Source records
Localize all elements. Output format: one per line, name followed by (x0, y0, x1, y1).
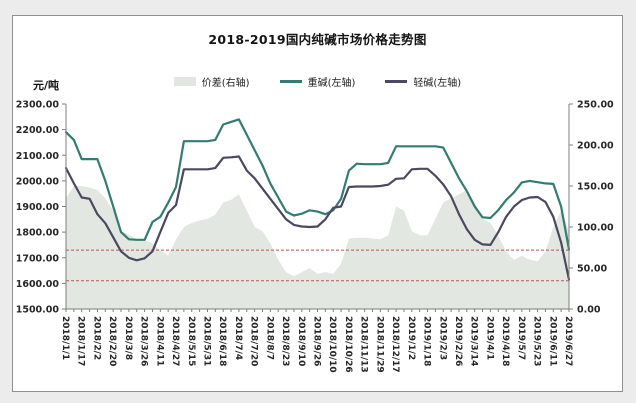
right-axis-tick-label: 0.00 (577, 305, 601, 316)
heavy-soda-line-series (64, 118, 571, 251)
x-axis-date-label: 2019/3/14 (469, 316, 479, 366)
spread-area-series (66, 186, 569, 309)
x-axis-date-label: 2018/1/17 (76, 316, 86, 366)
x-axis-date-label: 2018/3/8 (123, 316, 133, 360)
x-axis-date-label: 2018/6/18 (217, 316, 227, 366)
x-axis-date-label: 2019/5/7 (516, 316, 526, 360)
right-axis-tick-label: 250.00 (577, 100, 614, 111)
legend-label-spread: 价差(右轴) (201, 78, 250, 89)
x-axis-date-label: 2018/7/4 (233, 316, 243, 360)
right-axis-tick-label: 200.00 (577, 141, 614, 152)
right-axis-tick-label: 100.00 (577, 223, 614, 234)
legend: 价差(右轴) 重碱(左轴) 轻碱(左轴) (13, 74, 622, 89)
x-axis-date-label: 2019/6/11 (547, 316, 557, 366)
left-axis-tick-label: 1900.00 (16, 202, 60, 213)
right-axis-tick-label: 150.00 (577, 182, 614, 193)
x-axis-date-label: 2018/11/29 (374, 316, 384, 373)
y-axis-unit-label: 元/吨 (33, 79, 60, 92)
price-trend-chart: 1500.00 1600.00 1700.00 1800.00 1900.00 2000.… (16, 100, 614, 373)
x-axis-date-label: 2018/1/1 (60, 316, 70, 360)
legend-label-heavy-soda: 重碱(左轴) (307, 78, 356, 89)
x-axis-date-label: 2018/9/10 (296, 316, 306, 366)
x-axis-date-label: 2018/12/17 (390, 316, 400, 373)
left-axis-tick-label: 2000.00 (16, 176, 60, 187)
x-axis-date-label: 2018/10/10 (327, 316, 337, 373)
x-axis-date-label: 2018/3/26 (139, 316, 149, 366)
x-axis-date-label: 2019/4/18 (500, 316, 510, 366)
right-axis-tick-label: 50.00 (577, 264, 607, 275)
legend-item-heavy-soda: 重碱(左轴) (279, 74, 356, 89)
left-axis-tick-label: 1800.00 (16, 228, 60, 239)
left-axis-tick-label: 2300.00 (16, 100, 60, 111)
heavy-soda-line-swatch-icon (279, 80, 302, 83)
x-axis-date-label: 2018/2/20 (107, 316, 117, 366)
legend-item-light-soda: 轻碱(左轴) (385, 74, 461, 89)
x-axis-date-label: 2018/8/23 (280, 316, 290, 366)
left-axis-tick-label: 2100.00 (16, 151, 60, 162)
x-axis-date-label: 2019/4/1 (484, 316, 494, 360)
x-axis-date-label: 2019/1/18 (422, 316, 432, 366)
x-axis-date-label: 2018/4/27 (170, 316, 180, 366)
x-axis-date-label: 2018/2/2 (91, 316, 101, 360)
x-axis-date-label: 2018/7/20 (249, 316, 259, 366)
x-axis-date-label: 2018/5/15 (186, 316, 196, 366)
x-axis-date-label: 2019/6/27 (563, 316, 573, 366)
left-axis-tick-label: 2200.00 (16, 125, 60, 136)
left-axis-tick-label: 1500.00 (16, 305, 60, 316)
chart-panel: 2018-2019国内纯碱市场价格走势图 元/吨 价差(右轴) 重碱(左轴) 轻… (12, 15, 623, 392)
x-axis-date-label: 2018/5/31 (201, 316, 211, 366)
left-axis-tick-label: 1700.00 (16, 253, 60, 264)
left-axis-tick-label: 1600.00 (16, 279, 60, 290)
x-axis-date-label: 2019/5/23 (532, 316, 542, 366)
chart-title: 2018-2019国内纯碱市场价格走势图 (208, 32, 427, 47)
x-axis-date-label: 2019/2/26 (453, 316, 463, 366)
x-axis-date-label: 2018/8/7 (264, 316, 274, 360)
light-soda-line-series (64, 155, 571, 281)
spread-area-swatch-icon (173, 77, 196, 86)
x-axis-date-label: 2018/10/26 (343, 316, 353, 373)
legend-item-spread: 价差(右轴) (173, 74, 250, 89)
x-axis-date-label: 2018/11/13 (359, 316, 369, 373)
x-axis-date-label: 2018/4/11 (154, 316, 164, 366)
x-axis-date-label: 2018/9/26 (312, 316, 322, 366)
legend-label-light-soda: 轻碱(左轴) (413, 78, 462, 89)
x-axis-date-label: 2019/1/2 (406, 316, 416, 360)
x-axis-date-label: 2019/2/3 (437, 316, 447, 360)
light-soda-line-swatch-icon (385, 80, 408, 83)
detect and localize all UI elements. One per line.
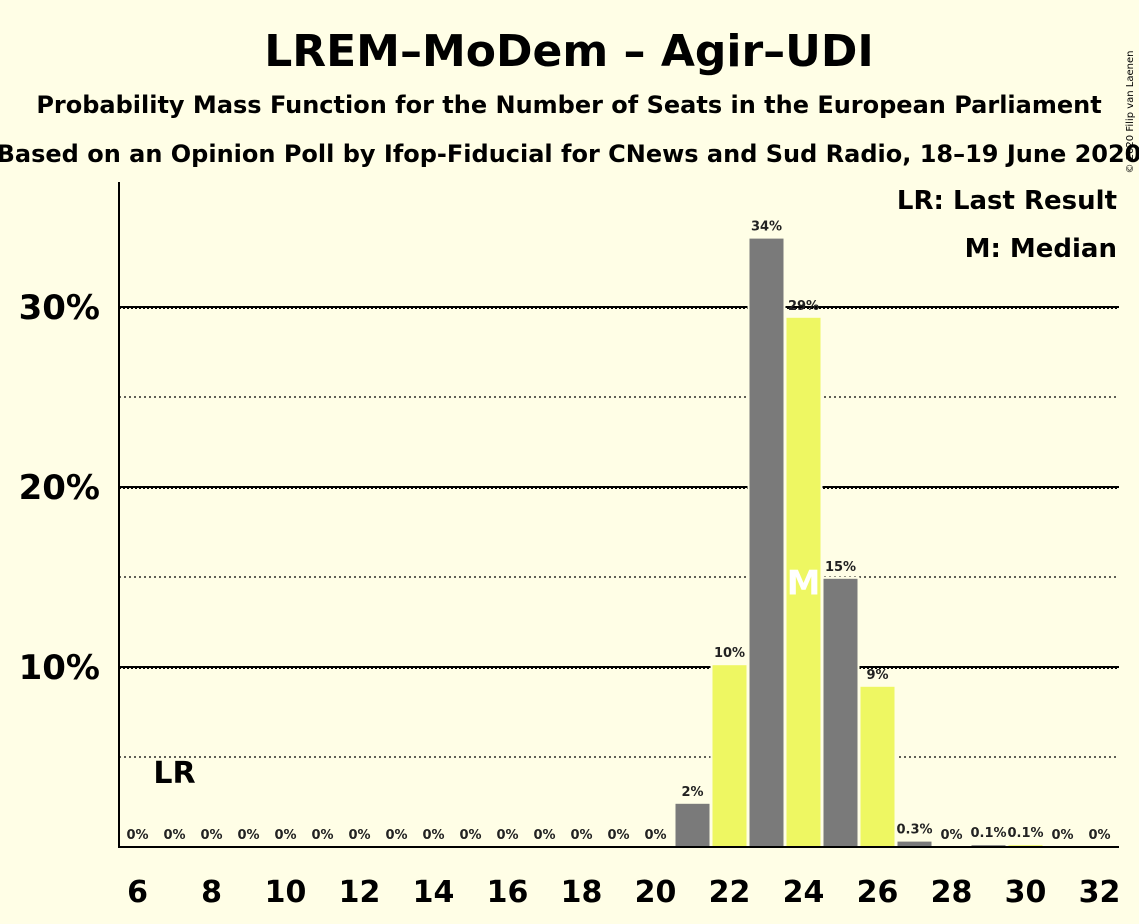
bar-label-seat-22: 10% bbox=[714, 646, 745, 661]
bar-label-seat-20: 0% bbox=[644, 828, 666, 843]
bar-seat-25 bbox=[824, 579, 858, 847]
x-tick-label-6: 6 bbox=[127, 875, 148, 910]
bars bbox=[674, 237, 1045, 847]
chart-title: LREM–MoDem – Agir–UDI bbox=[264, 26, 874, 77]
bar-seat-22 bbox=[713, 665, 747, 847]
chart-subtitle-source: Based on an Opinion Poll by Ifop-Fiducia… bbox=[0, 140, 1139, 168]
copyright-note: © 2020 Filip van Laenen bbox=[1125, 51, 1136, 174]
x-tick-label-22: 22 bbox=[709, 875, 751, 910]
bar-label-seat-24: 29% bbox=[788, 299, 819, 314]
x-tick-label-16: 16 bbox=[487, 875, 529, 910]
x-tick-label-10: 10 bbox=[265, 875, 307, 910]
bar-label-seat-17: 0% bbox=[533, 828, 555, 843]
grid-lines bbox=[119, 307, 1119, 757]
bar-label-seat-14: 0% bbox=[422, 828, 444, 843]
bar-label-seat-15: 0% bbox=[459, 828, 481, 843]
chart-subtitle: Probability Mass Function for the Number… bbox=[36, 91, 1101, 119]
bar-value-labels: 0% 0% 0% 0% 0% 0% 0% 0% 0% 0% 0% 0% 0% 0% 0% 2% 10% 34% 29… bbox=[126, 220, 1110, 843]
x-tick-label-26: 26 bbox=[857, 875, 899, 910]
y-tick-labels: 10% 20% 30% bbox=[19, 288, 100, 688]
x-tick-labels: 6 8 10 12 14 16 18 20 22 24 26 28 30 32 bbox=[127, 875, 1120, 910]
x-tick-label-20: 20 bbox=[635, 875, 677, 910]
bar-label-seat-28: 0% bbox=[940, 828, 962, 843]
x-tick-label-32: 32 bbox=[1079, 875, 1121, 910]
bar-label-seat-19: 0% bbox=[607, 828, 629, 843]
y-tick-label-20: 20% bbox=[19, 468, 100, 508]
bar-seat-21 bbox=[676, 804, 710, 847]
x-tick-label-18: 18 bbox=[561, 875, 603, 910]
bar-label-seat-12: 0% bbox=[348, 828, 370, 843]
bar-label-seat-31: 0% bbox=[1051, 828, 1073, 843]
bar-label-seat-16: 0% bbox=[496, 828, 518, 843]
y-tick-label-10: 10% bbox=[19, 648, 100, 688]
bar-seat-23 bbox=[750, 239, 784, 847]
x-tick-label-30: 30 bbox=[1005, 875, 1047, 910]
bar-label-seat-8: 0% bbox=[200, 828, 222, 843]
bar-label-seat-6: 0% bbox=[126, 828, 148, 843]
bar-label-seat-21: 2% bbox=[681, 785, 703, 800]
x-tick-label-12: 12 bbox=[339, 875, 381, 910]
bar-label-seat-23: 34% bbox=[751, 220, 782, 235]
bar-label-seat-30: 0.1% bbox=[1007, 826, 1043, 841]
axes bbox=[118, 182, 1119, 848]
bar-label-seat-13: 0% bbox=[385, 828, 407, 843]
x-tick-label-8: 8 bbox=[201, 875, 222, 910]
bar-label-seat-11: 0% bbox=[311, 828, 333, 843]
y-tick-label-30: 30% bbox=[19, 288, 100, 328]
bar-label-seat-7: 0% bbox=[163, 828, 185, 843]
bar-label-seat-18: 0% bbox=[570, 828, 592, 843]
bar-label-seat-9: 0% bbox=[237, 828, 259, 843]
bar-seat-26 bbox=[861, 687, 895, 847]
bar-label-seat-29: 0.1% bbox=[970, 826, 1006, 841]
bar-label-seat-32: 0% bbox=[1088, 828, 1110, 843]
x-tick-label-14: 14 bbox=[413, 875, 455, 910]
bar-label-seat-27: 0.3% bbox=[896, 823, 932, 838]
x-tick-label-24: 24 bbox=[783, 875, 825, 910]
x-tick-label-28: 28 bbox=[931, 875, 973, 910]
bar-label-seat-26: 9% bbox=[866, 668, 888, 683]
median-marker: M bbox=[787, 563, 821, 603]
legend-median: M: Median bbox=[965, 234, 1117, 264]
bar-label-seat-10: 0% bbox=[274, 828, 296, 843]
legend-last-result: LR: Last Result bbox=[897, 186, 1117, 216]
bar-label-seat-25: 15% bbox=[825, 560, 856, 575]
last-result-marker: LR bbox=[153, 756, 195, 791]
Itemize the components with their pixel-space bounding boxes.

AIM:
Retype the lines between the one holding "right-axis-tick-label: 0.00 (577, 305, 601, 316)" and the one holding "right-axis-tick-label: 150.00 (577, 182, 614, 193)", inclusive.

TASK OUTPUT:
right-axis-tick-label: 0.00 (577, 305, 601, 316)
heavy-soda-line-series (64, 118, 571, 251)
x-axis-date-label: 2019/3/14 (469, 316, 479, 366)
spread-area-series (66, 186, 569, 309)
x-axis-date-label: 2018/1/17 (76, 316, 86, 366)
x-axis-date-label: 2018/3/8 (123, 316, 133, 360)
x-axis-date-label: 2018/6/18 (217, 316, 227, 366)
x-axis-date-label: 2019/5/7 (516, 316, 526, 360)
right-axis-tick-label: 250.00 (577, 100, 614, 111)
legend-label-spread: 价差(右轴) (201, 78, 250, 89)
x-axis-date-label: 2018/7/4 (233, 316, 243, 360)
right-axis-tick-label: 200.00 (577, 141, 614, 152)
right-axis-tick-label: 100.00 (577, 223, 614, 234)
legend: 价差(右轴) 重碱(左轴) 轻碱(左轴) (13, 74, 622, 89)
x-axis-date-label: 2019/6/11 (547, 316, 557, 366)
left-axis-tick-label: 1900.00 (16, 202, 60, 213)
right-axis-tick-label: 150.00 (577, 182, 614, 193)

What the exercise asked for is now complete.